▸ **GIVEN ENTRIES**
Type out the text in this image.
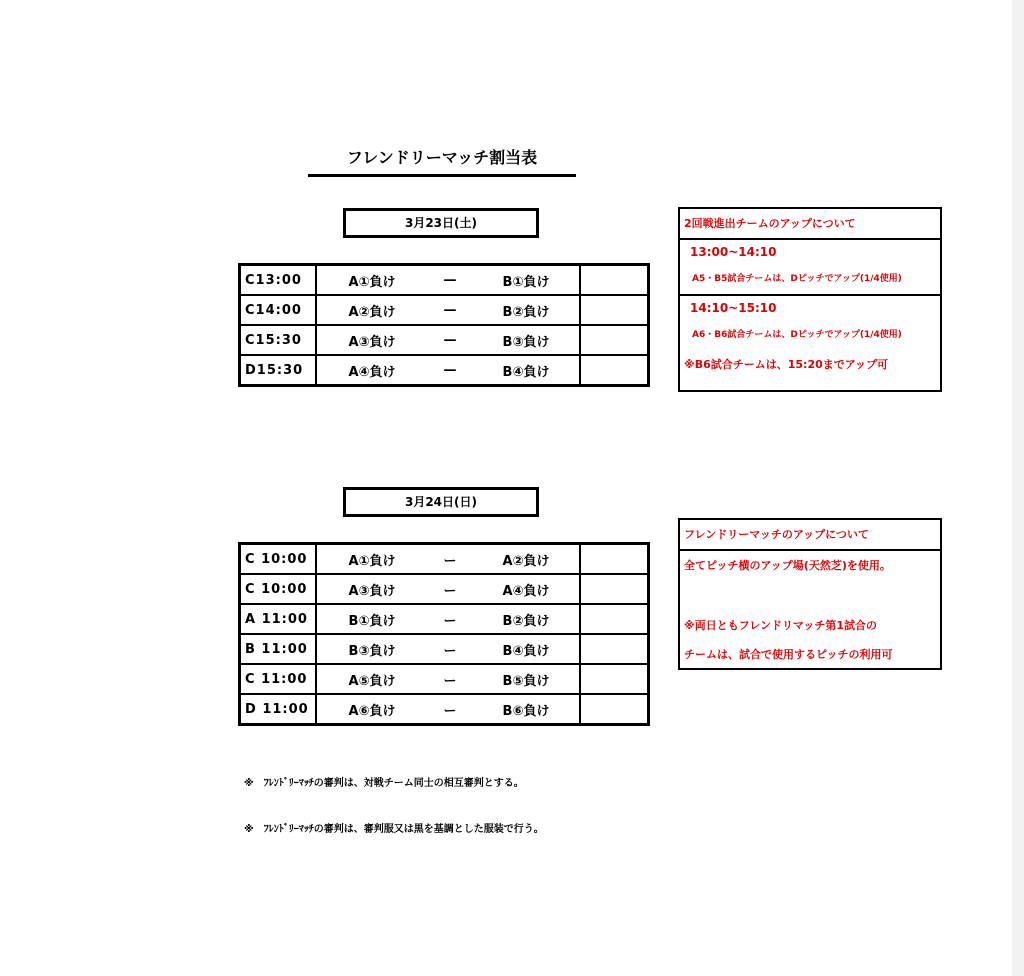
フレンドリーマッチ割当表
3月23日(土)
C13:00	A①負け — B①負け	

C14:00	A②負け — B②負け	

C15:30	A③負け — B③負け	

D15:30	A④負け — B④負け	

2回戦進出チームのアップについて
13:00~14:10
A5・B5試合チームは、Dピッチでアップ(1/4使用)
14:10~15:10
A6・B6試合チームは、Dピッチでアップ(1/4使用)
※B6試合チームは、15:20までアップ可
3月24日(日)
C 10:00	A①負け ー A②負け	

C 10:00	A③負け ー A④負け	

A 11:00	B①負け ー B②負け	

B 11:00	B③負け ー B④負け	

C 11:00	A⑤負け ー B⑤負け	

D 11:00	A⑥負け ー B⑥負け	

フレンドリーマッチのアップについて
全てピッチ横のアップ場(天然芝)を使用。
※両日ともフレンドリマッチ第1試合の
チームは、試合で使用するピッチの利用可
※　ﾌﾚﾝﾄﾞﾘｰﾏｯﾁの審判は、対戦チーム同士の相互審判とする。
※　ﾌﾚﾝﾄﾞﾘｰﾏｯﾁの審判は、審判服又は黒を基調とした服装で行う。
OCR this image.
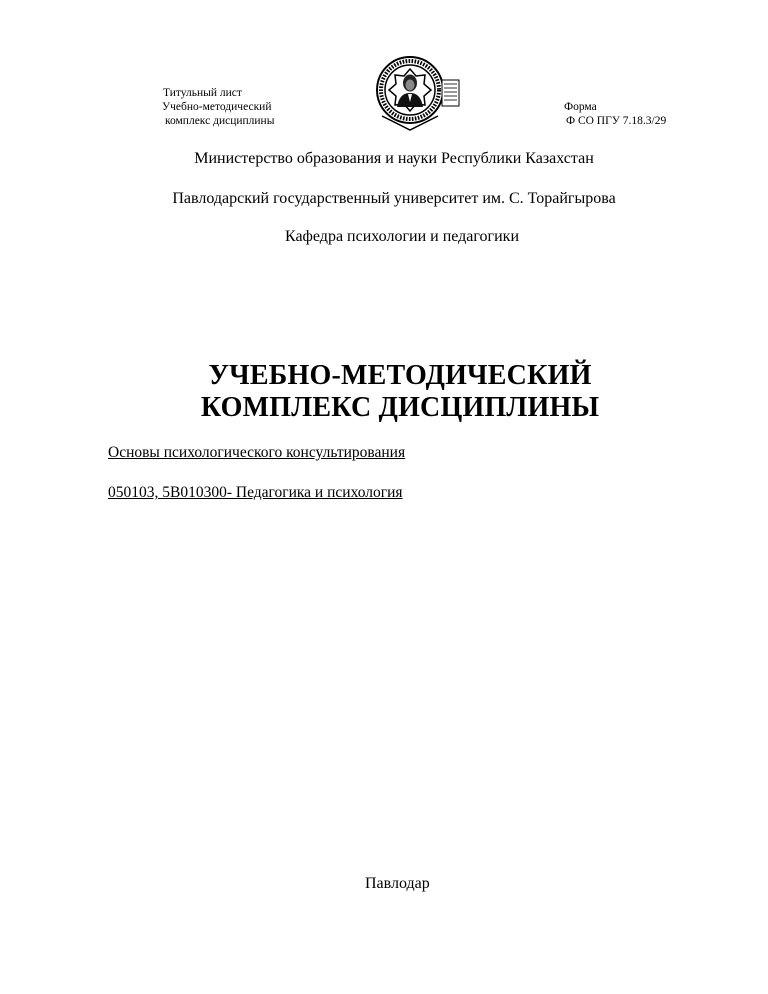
Титульный лист
Учебно-методический
комплекс дисциплины
Форма
Ф СО ПГУ 7.18.3/29
Министерство образования и науки Республики Казахстан
Павлодарский государственный университет им. С. Торайгырова
Кафедра психологии и педагогики
УЧЕБНО-МЕТОДИЧЕСКИЙ
КОМПЛЕКС ДИСЦИПЛИНЫ
Основы психологического консультирования
050103, 5В010300- Педагогика и психология
Павлодар
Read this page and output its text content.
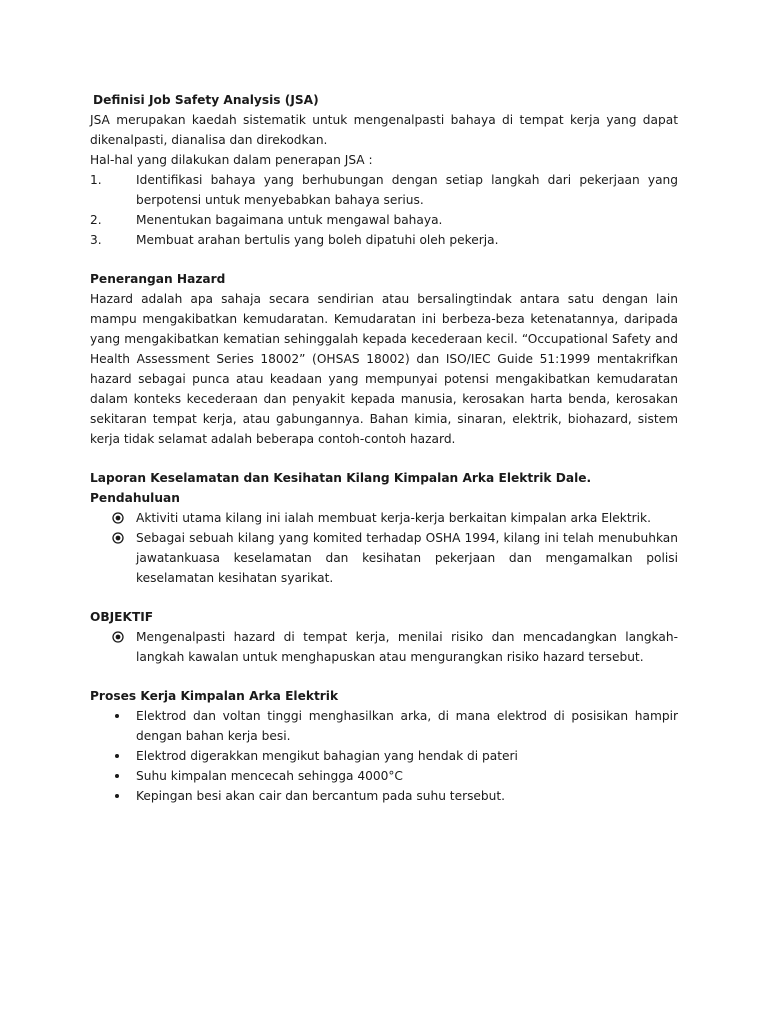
Definisi Job Safety Analysis (JSA)
JSA merupakan kaedah sistematik untuk mengenalpasti bahaya di tempat kerja yang dapat dikenalpasti, dianalisa dan direkodkan.
Hal-hal yang dilakukan dalam penerapan JSA :
1.	Identifikasi bahaya yang berhubungan dengan setiap langkah dari pekerjaan yang berpotensi untuk menyebabkan bahaya serius.
2.	Menentukan bagaimana untuk mengawal bahaya.
3.	Membuat arahan bertulis yang boleh dipatuhi oleh pekerja.
Penerangan Hazard
Hazard adalah apa sahaja secara sendirian atau bersalingtindak antara satu dengan lain mampu mengakibatkan kemudaratan. Kemudaratan ini berbeza-beza ketenatannya, daripada yang mengakibatkan kematian sehinggalah kepada kecederaan kecil. “Occupational Safety and Health Assessment Series 18002” (OHSAS 18002) dan ISO/IEC Guide 51:1999 mentakrifkan hazard sebagai punca atau keadaan yang mempunyai potensi mengakibatkan kemudaratan dalam konteks kecederaan dan penyakit kepada manusia, kerosakan harta benda, kerosakan sekitaran tempat kerja, atau gabungannya. Bahan kimia, sinaran, elektrik, biohazard, sistem kerja tidak selamat adalah beberapa contoh-contoh hazard.
Laporan Keselamatan dan Kesihatan Kilang Kimpalan Arka Elektrik Dale.
Pendahuluan
Aktiviti utama kilang ini ialah membuat kerja-kerja berkaitan kimpalan arka Elektrik.
Sebagai sebuah kilang yang komited terhadap OSHA 1994, kilang ini telah menubuhkan jawatankuasa keselamatan dan kesihatan pekerjaan dan mengamalkan polisi keselamatan kesihatan syarikat.
OBJEKTIF
Mengenalpasti hazard di tempat kerja, menilai risiko dan mencadangkan langkah-langkah kawalan untuk menghapuskan atau mengurangkan risiko hazard tersebut.
Proses Kerja Kimpalan Arka Elektrik
Elektrod dan voltan tinggi menghasilkan arka, di mana elektrod di posisikan hampir dengan bahan kerja besi.
Elektrod digerakkan mengikut bahagian yang hendak di pateri
Suhu kimpalan mencecah sehingga 4000°C
Kepingan besi akan cair dan bercantum pada suhu tersebut.
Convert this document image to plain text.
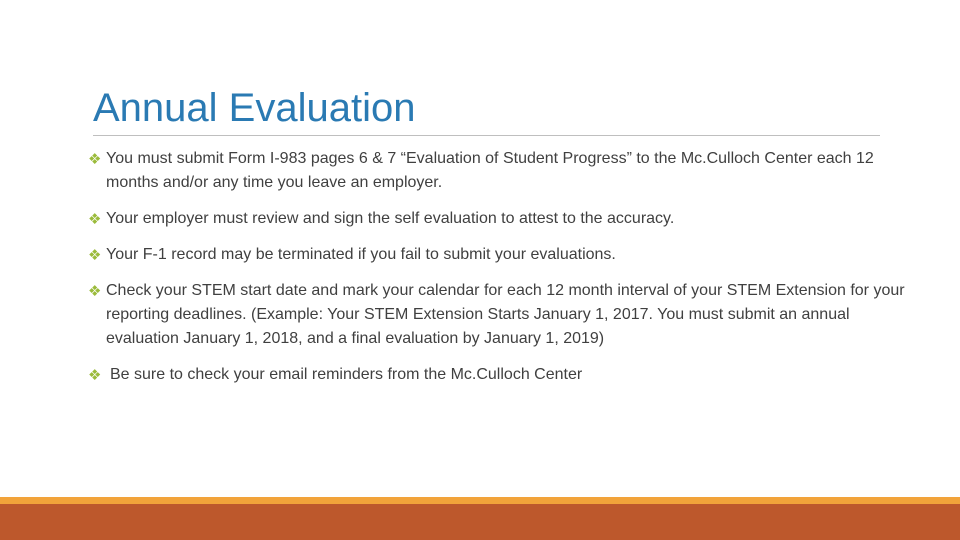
Annual Evaluation
❖ You must submit Form I-983 pages 6 & 7 “Evaluation of Student Progress” to the Mc.Culloch Center each 12 months and/or any time you leave an employer.
❖ Your employer must review and sign the self evaluation to attest to the accuracy.
❖ Your F-1 record may be terminated if you fail to submit your evaluations.
❖ Check your STEM start date and mark your calendar for each 12 month interval of your STEM Extension for your reporting deadlines. (Example: Your STEM Extension Starts January 1, 2017. You must submit an annual evaluation January 1, 2018, and a final evaluation by January 1, 2019)
❖ Be sure to check your email reminders from the Mc.Culloch Center
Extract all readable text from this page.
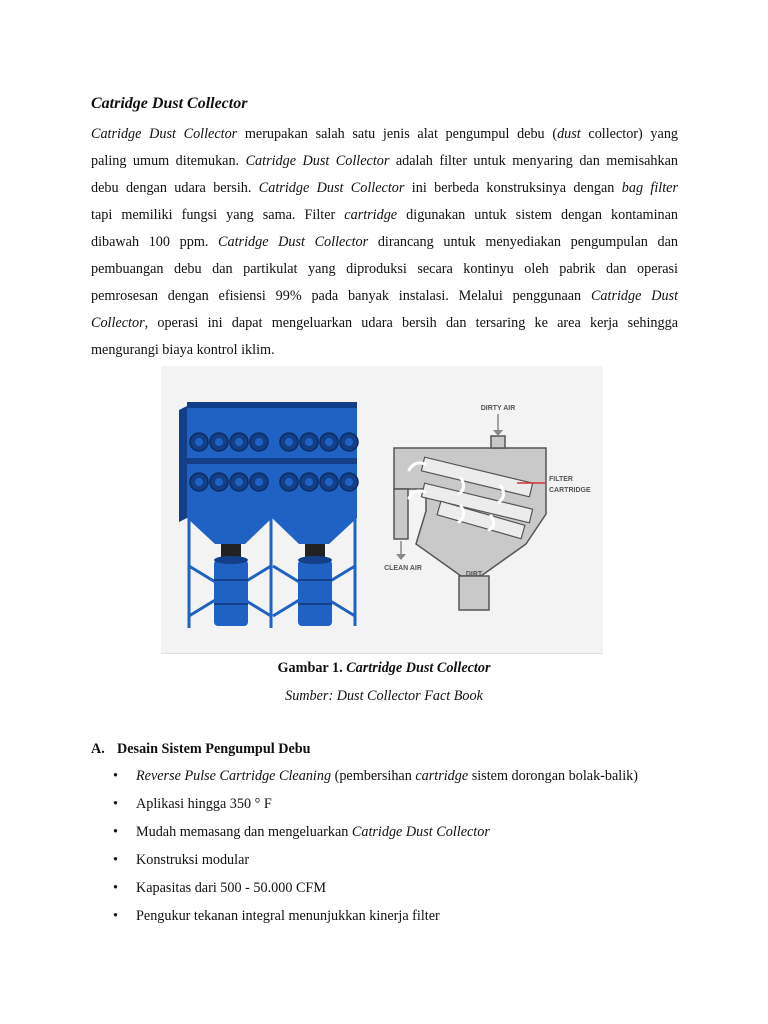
Catridge Dust Collector
Catridge Dust Collector merupakan salah satu jenis alat pengumpul debu (dust collector) yang
paling umum ditemukan. Catridge Dust Collector adalah filter untuk menyaring dan memisahkan
debu dengan udara bersih. Catridge Dust Collector ini berbeda konstruksinya dengan bag filter
tapi memiliki fungsi yang sama. Filter cartridge digunakan untuk sistem dengan kontaminan
dibawah 100 ppm. Catridge Dust Collector dirancang untuk menyediakan pengumpulan dan
pembuangan debu dan partikulat yang diproduksi secara kontinyu oleh pabrik dan operasi
pemrosesan dengan efisiensi 99% pada banyak instalasi. Melalui penggunaan Catridge Dust
Collector, operasi ini dapat mengeluarkan udara bersih dan tersaring ke area kerja sehingga
mengurangi biaya kontrol iklim.
DIRTY AIR
FILTER
CARTRIDGE
CLEAN AIR
DIRT
Gambar 1. Cartridge Dust Collector
Sumber: Dust Collector Fact Book
A. Desain Sistem Pengumpul Debu
• Reverse Pulse Cartridge Cleaning (pembersihan cartridge sistem dorongan bolak-balik)
• Aplikasi hingga 350 ° F
• Mudah memasang dan mengeluarkan Catridge Dust Collector
• Konstruksi modular
• Kapasitas dari 500 - 50.000 CFM
• Pengukur tekanan integral menunjukkan kinerja filter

▸ **GOAL OF THE EXERCISE**
Give back every line exactly as it stands, pictures excluded.

▸ **FINISHED TASK**
Type out the text in this image.
フレンドリーマッチ割当表
3月23日(土)
C13:00	A①負け — B①負け	

C14:00	A②負け — B②負け	

C15:30	A③負け — B③負け	

D15:30	A④負け — B④負け	

2回戦進出チームのアップについて
13:00~14:10
A5・B5試合チームは、Dピッチでアップ(1/4使用)
14:10~15:10
A6・B6試合チームは、Dピッチでアップ(1/4使用)
※B6試合チームは、15:20までアップ可
3月24日(日)
C 10:00	A①負け ー A②負け	

C 10:00	A③負け ー A④負け	

A 11:00	B①負け ー B②負け	

B 11:00	B③負け ー B④負け	

C 11:00	A⑤負け ー B⑤負け	

D 11:00	A⑥負け ー B⑥負け	

フレンドリーマッチのアップについて
全てピッチ横のアップ場(天然芝)を使用。
※両日ともフレンドリマッチ第1試合の
チームは、試合で使用するピッチの利用可
※　ﾌﾚﾝﾄﾞﾘｰﾏｯﾁの審判は、対戦チーム同士の相互審判とする。
※　ﾌﾚﾝﾄﾞﾘｰﾏｯﾁの審判は、審判服又は黒を基調とした服装で行う。
OCR this image.
Титульный лист
Учебно-методический
комплекс дисциплины
Форма
Ф СО ПГУ 7.18.3/29
Министерство образования и науки Республики Казахстан
Павлодарский государственный университет им. С. Торайгырова
Кафедра психологии и педагогики
УЧЕБНО-МЕТОДИЧЕСКИЙ
КОМПЛЕКС ДИСЦИПЛИНЫ
Основы психологического консультирования
050103, 5В010300- Педагогика и психология
Павлодар
Read this page and output its text content.
Definisi Job Safety Analysis (JSA)
JSA merupakan kaedah sistematik untuk mengenalpasti bahaya di tempat kerja yang dapat dikenalpasti, dianalisa dan direkodkan.
Hal-hal yang dilakukan dalam penerapan JSA :
1.	Identifikasi bahaya yang berhubungan dengan setiap langkah dari pekerjaan yang berpotensi untuk menyebabkan bahaya serius.
2.	Menentukan bagaimana untuk mengawal bahaya.
3.	Membuat arahan bertulis yang boleh dipatuhi oleh pekerja.
Penerangan Hazard
Hazard adalah apa sahaja secara sendirian atau bersalingtindak antara satu dengan lain mampu mengakibatkan kemudaratan. Kemudaratan ini berbeza-beza ketenatannya, daripada yang mengakibatkan kematian sehinggalah kepada kecederaan kecil. “Occupational Safety and Health Assessment Series 18002” (OHSAS 18002) dan ISO/IEC Guide 51:1999 mentakrifkan hazard sebagai punca atau keadaan yang mempunyai potensi mengakibatkan kemudaratan dalam konteks kecederaan dan penyakit kepada manusia, kerosakan harta benda, kerosakan sekitaran tempat kerja, atau gabungannya. Bahan kimia, sinaran, elektrik, biohazard, sistem kerja tidak selamat adalah beberapa contoh-contoh hazard.
Laporan Keselamatan dan Kesihatan Kilang Kimpalan Arka Elektrik Dale.
Pendahuluan
Aktiviti utama kilang ini ialah membuat kerja-kerja berkaitan kimpalan arka Elektrik.
Sebagai sebuah kilang yang komited terhadap OSHA 1994, kilang ini telah menubuhkan jawatankuasa keselamatan dan kesihatan pekerjaan dan mengamalkan polisi keselamatan kesihatan syarikat.
OBJEKTIF
Mengenalpasti hazard di tempat kerja, menilai risiko dan mencadangkan langkah-langkah kawalan untuk menghapuskan atau mengurangkan risiko hazard tersebut.
Proses Kerja Kimpalan Arka Elektrik
Elektrod dan voltan tinggi menghasilkan arka, di mana elektrod di posisikan hampir dengan bahan kerja besi.
Elektrod digerakkan mengikut bahagian yang hendak di pateri
Suhu kimpalan mencecah sehingga 4000°C
Kepingan besi akan cair dan bercantum pada suhu tersebut.
Convert this document image to plain text.
Annual Evaluation
❖ You must submit Form I-983 pages 6 & 7 “Evaluation of Student Progress” to the Mc.Culloch Center each 12 months and/or any time you leave an employer.
❖ Your employer must review and sign the self evaluation to attest to the accuracy.
❖ Your F-1 record may be terminated if you fail to submit your evaluations.
❖ Check your STEM start date and mark your calendar for each 12 month interval of your STEM Extension for your reporting deadlines. (Example: Your STEM Extension Starts January 1, 2017. You must submit an annual evaluation January 1, 2018, and a final evaluation by January 1, 2019)
❖ Be sure to check your email reminders from the Mc.Culloch Center
Extract all readable text from this page.
Catridge Dust Collector
Catridge Dust Collector merupakan salah satu jenis alat pengumpul debu (dust collector) yang
paling umum ditemukan. Catridge Dust Collector adalah filter untuk menyaring dan memisahkan
debu dengan udara bersih. Catridge Dust Collector ini berbeda konstruksinya dengan bag filter
tapi memiliki fungsi yang sama. Filter cartridge digunakan untuk sistem dengan kontaminan
dibawah 100 ppm. Catridge Dust Collector dirancang untuk menyediakan pengumpulan dan
pembuangan debu dan partikulat yang diproduksi secara kontinyu oleh pabrik dan operasi
pemrosesan dengan efisiensi 99% pada banyak instalasi. Melalui penggunaan Catridge Dust
Collector, operasi ini dapat mengeluarkan udara bersih dan tersaring ke area kerja sehingga
mengurangi biaya kontrol iklim.
DIRTY AIR
FILTER
CARTRIDGE
CLEAN AIR
DIRT
Gambar 1. Cartridge Dust Collector
Sumber: Dust Collector Fact Book
A. Desain Sistem Pengumpul Debu
• Reverse Pulse Cartridge Cleaning (pembersihan cartridge sistem dorongan bolak-balik)
• Aplikasi hingga 350 ° F
• Mudah memasang dan mengeluarkan Catridge Dust Collector
• Konstruksi modular
• Kapasitas dari 500 - 50.000 CFM
• Pengukur tekanan integral menunjukkan kinerja filter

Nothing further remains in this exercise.